▸ REQUIRED TASK
Among the entries below, find how many lines carry the word "moyenne" and state only that figure.

---

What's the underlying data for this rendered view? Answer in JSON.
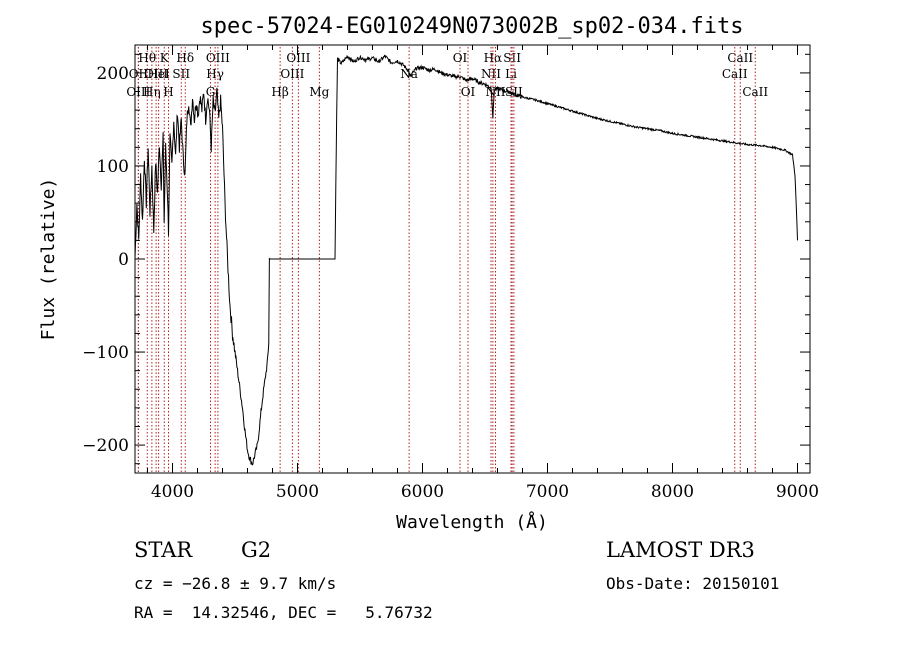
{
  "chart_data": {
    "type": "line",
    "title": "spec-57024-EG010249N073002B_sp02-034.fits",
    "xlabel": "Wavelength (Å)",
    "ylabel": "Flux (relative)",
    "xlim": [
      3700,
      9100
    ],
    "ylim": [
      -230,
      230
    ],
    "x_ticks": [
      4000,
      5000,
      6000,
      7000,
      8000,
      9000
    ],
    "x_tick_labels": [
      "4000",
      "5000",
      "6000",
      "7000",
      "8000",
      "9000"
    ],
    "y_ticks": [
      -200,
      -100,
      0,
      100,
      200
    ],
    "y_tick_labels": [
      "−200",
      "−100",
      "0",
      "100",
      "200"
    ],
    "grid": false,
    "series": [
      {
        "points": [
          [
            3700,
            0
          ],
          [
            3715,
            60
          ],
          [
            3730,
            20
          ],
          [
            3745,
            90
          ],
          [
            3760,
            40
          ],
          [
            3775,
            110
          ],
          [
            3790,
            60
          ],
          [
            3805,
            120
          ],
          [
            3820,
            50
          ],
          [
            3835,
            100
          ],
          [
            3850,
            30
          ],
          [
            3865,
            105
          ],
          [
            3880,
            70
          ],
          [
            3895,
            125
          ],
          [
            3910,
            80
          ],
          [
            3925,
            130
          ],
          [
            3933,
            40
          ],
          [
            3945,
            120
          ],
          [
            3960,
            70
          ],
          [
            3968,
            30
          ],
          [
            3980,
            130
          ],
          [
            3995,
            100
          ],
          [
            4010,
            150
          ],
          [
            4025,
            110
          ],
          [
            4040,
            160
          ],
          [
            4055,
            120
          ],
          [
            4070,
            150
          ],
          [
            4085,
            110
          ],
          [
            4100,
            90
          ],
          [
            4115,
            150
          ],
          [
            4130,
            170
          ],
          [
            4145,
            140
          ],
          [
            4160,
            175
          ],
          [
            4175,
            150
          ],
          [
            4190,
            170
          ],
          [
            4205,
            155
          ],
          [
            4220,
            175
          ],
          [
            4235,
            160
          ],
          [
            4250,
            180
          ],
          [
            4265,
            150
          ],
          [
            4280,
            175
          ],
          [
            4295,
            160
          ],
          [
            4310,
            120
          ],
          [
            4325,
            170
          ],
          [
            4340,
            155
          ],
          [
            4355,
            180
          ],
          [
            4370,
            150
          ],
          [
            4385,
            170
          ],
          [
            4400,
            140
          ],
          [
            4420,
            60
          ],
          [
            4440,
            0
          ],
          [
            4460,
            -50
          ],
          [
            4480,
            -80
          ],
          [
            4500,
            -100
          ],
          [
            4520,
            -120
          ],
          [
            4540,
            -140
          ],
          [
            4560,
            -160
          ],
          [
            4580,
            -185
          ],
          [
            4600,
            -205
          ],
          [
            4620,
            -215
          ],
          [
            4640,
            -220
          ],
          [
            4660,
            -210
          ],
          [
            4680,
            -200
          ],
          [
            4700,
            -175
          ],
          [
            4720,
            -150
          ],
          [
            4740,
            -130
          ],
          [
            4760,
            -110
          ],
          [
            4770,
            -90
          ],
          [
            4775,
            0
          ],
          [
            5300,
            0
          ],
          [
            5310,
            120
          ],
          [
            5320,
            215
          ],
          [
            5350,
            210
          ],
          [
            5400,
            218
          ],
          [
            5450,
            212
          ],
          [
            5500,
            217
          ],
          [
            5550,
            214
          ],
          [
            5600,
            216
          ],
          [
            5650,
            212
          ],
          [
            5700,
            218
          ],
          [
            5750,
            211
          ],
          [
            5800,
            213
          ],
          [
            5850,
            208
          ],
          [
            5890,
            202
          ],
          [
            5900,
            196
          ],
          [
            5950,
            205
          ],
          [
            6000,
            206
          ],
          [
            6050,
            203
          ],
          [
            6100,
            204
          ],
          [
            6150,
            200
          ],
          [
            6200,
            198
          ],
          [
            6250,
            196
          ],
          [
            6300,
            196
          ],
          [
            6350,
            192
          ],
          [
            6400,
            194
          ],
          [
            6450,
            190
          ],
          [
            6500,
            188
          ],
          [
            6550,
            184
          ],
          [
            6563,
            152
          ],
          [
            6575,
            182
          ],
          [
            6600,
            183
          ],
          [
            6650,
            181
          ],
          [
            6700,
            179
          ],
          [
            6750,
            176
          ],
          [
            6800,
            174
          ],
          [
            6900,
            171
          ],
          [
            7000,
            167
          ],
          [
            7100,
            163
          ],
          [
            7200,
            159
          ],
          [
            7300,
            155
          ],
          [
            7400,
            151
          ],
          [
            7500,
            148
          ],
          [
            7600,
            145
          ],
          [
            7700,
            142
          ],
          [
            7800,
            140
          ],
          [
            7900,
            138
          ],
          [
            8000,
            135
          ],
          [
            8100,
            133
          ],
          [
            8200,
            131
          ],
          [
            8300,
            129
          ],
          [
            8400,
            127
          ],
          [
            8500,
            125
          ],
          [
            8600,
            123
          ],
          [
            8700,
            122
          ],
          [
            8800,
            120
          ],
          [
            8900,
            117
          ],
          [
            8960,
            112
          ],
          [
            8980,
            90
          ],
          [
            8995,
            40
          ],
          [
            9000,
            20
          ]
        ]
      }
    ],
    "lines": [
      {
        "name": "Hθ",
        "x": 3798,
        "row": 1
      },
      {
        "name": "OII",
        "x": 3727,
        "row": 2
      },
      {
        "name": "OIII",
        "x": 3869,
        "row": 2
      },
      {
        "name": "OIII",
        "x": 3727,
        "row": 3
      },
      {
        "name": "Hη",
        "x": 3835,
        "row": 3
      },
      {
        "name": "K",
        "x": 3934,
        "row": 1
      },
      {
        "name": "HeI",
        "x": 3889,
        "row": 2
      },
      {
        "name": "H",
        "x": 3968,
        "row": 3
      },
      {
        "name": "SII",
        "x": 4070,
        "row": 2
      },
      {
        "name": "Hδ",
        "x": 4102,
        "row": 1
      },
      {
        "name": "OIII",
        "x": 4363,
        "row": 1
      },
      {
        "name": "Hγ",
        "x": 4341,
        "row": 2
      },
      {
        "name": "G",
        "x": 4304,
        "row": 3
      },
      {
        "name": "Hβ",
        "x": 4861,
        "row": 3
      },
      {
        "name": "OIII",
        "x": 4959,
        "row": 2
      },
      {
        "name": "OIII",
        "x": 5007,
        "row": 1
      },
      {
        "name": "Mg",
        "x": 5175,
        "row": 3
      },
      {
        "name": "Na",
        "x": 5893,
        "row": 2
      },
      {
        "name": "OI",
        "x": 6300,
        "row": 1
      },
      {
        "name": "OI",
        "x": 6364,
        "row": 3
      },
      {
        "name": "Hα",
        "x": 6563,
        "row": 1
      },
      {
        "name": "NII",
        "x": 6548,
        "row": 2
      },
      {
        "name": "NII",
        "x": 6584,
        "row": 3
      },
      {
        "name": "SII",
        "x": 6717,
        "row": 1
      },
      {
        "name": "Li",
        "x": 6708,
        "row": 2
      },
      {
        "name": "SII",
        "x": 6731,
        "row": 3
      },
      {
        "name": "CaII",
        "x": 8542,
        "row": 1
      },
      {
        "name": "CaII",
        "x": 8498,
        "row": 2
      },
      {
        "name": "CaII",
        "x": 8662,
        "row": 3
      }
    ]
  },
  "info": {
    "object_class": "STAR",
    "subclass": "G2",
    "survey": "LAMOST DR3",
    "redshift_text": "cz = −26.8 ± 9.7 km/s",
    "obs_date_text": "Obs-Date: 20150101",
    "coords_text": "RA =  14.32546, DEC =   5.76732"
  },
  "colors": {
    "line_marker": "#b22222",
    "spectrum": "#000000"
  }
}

---

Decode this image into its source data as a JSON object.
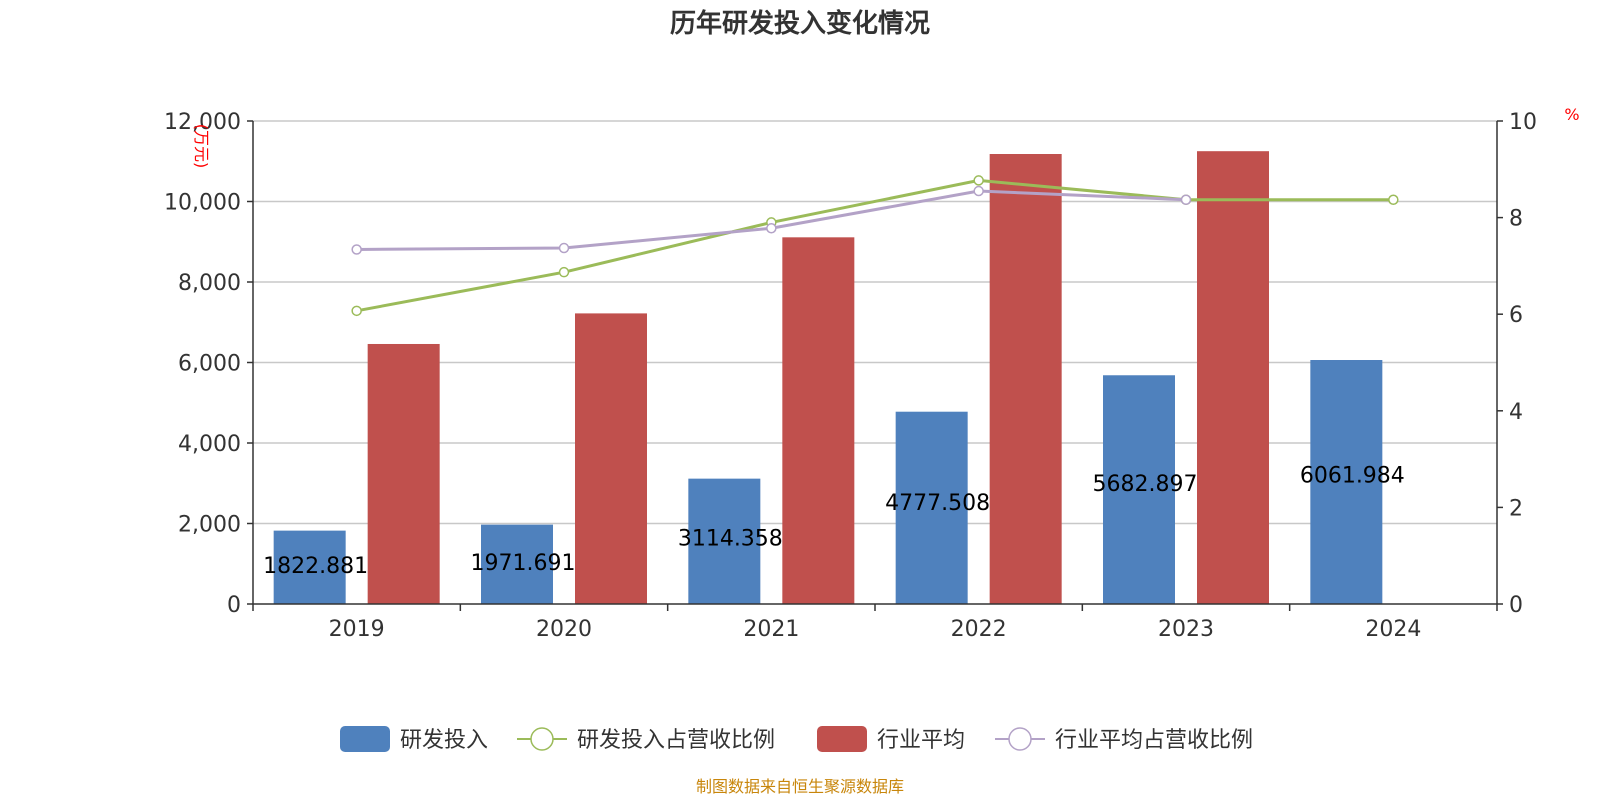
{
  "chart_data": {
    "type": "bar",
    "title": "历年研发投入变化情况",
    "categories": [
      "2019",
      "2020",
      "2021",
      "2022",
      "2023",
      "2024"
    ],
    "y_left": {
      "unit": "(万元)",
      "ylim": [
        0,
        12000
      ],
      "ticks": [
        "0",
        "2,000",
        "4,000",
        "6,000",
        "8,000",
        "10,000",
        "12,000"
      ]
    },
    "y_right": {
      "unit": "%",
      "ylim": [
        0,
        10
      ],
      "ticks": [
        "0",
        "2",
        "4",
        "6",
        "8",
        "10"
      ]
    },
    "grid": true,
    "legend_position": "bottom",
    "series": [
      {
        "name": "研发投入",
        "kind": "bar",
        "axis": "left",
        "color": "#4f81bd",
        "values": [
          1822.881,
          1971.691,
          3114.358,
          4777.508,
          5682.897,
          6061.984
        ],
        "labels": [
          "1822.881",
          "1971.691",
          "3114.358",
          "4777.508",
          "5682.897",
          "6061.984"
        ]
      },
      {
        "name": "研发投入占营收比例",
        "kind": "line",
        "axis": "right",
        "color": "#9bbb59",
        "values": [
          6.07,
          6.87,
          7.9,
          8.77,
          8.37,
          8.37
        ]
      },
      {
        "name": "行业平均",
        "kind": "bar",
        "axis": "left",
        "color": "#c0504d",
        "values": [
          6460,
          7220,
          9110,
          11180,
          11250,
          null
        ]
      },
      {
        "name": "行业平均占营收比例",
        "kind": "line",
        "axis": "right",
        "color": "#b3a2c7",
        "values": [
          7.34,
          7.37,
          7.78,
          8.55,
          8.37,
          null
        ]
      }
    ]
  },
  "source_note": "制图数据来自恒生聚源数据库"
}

---

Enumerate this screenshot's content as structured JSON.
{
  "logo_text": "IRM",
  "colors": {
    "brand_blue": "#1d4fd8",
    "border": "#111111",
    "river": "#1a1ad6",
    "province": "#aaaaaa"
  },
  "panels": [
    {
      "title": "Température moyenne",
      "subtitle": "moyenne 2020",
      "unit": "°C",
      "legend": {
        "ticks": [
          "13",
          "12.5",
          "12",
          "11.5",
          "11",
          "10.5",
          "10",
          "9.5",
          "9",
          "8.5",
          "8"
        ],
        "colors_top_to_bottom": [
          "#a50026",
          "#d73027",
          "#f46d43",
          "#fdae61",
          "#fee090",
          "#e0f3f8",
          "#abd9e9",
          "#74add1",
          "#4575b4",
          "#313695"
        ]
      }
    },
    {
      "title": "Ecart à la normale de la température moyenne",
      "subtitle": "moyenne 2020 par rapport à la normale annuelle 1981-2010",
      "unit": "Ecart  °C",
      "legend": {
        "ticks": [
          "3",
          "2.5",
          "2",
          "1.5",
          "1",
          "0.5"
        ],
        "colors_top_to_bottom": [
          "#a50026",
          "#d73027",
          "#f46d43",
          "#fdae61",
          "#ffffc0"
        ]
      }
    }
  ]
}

---

▸ TASK RESPONSE
4